Exercise goal:
Count the lines below that contain the word "Adelaide", and give only that number.
──────── Supplied records ────────
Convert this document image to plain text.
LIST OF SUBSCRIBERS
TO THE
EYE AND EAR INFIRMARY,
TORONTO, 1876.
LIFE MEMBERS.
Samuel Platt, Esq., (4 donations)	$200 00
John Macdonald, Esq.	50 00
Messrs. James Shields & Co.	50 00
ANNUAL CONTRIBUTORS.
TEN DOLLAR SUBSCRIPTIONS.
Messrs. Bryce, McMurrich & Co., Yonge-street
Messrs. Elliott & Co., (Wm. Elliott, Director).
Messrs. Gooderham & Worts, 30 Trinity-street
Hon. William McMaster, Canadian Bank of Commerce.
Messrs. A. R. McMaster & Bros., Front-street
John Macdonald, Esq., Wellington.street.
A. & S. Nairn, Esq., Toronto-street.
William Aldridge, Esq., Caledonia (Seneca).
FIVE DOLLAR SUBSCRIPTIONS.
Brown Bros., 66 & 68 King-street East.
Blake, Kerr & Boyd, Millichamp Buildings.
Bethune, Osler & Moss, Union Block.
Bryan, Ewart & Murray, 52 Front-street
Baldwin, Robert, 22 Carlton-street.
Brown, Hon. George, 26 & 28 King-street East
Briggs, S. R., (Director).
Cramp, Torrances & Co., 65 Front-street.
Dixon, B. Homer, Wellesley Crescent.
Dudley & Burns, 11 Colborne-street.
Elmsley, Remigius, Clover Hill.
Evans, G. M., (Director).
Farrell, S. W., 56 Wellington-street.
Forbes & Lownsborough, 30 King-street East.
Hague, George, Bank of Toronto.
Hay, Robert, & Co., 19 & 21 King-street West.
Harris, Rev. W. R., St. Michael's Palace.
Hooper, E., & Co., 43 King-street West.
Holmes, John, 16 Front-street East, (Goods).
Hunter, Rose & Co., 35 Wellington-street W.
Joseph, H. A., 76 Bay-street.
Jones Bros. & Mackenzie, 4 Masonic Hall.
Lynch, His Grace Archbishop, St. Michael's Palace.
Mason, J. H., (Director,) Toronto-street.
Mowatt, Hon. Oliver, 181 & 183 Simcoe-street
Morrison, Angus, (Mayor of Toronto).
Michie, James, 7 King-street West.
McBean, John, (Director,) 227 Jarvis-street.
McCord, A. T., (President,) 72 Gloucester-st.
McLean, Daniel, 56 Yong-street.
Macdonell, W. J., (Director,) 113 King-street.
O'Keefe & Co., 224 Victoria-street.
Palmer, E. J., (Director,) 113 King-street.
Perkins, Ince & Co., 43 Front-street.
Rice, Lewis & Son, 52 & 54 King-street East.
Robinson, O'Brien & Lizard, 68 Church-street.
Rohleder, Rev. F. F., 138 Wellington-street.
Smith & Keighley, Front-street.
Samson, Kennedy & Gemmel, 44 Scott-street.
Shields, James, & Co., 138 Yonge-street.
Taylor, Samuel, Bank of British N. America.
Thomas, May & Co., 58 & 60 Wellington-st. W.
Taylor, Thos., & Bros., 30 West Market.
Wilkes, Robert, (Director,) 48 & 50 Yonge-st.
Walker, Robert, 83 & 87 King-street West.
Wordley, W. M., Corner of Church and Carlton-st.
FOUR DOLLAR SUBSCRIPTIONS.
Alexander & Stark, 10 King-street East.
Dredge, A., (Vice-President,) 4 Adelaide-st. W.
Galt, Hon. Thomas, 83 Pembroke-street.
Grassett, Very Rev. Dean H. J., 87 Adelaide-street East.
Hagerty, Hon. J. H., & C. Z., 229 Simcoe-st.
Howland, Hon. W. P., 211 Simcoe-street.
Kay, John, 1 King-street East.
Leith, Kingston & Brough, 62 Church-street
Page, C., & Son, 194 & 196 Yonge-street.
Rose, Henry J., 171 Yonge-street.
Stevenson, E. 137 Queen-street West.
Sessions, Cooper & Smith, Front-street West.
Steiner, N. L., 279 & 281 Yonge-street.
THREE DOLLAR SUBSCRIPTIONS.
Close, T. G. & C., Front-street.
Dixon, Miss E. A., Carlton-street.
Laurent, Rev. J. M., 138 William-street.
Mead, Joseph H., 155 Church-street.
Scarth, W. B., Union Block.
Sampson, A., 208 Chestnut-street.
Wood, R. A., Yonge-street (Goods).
────────
Expected output:
2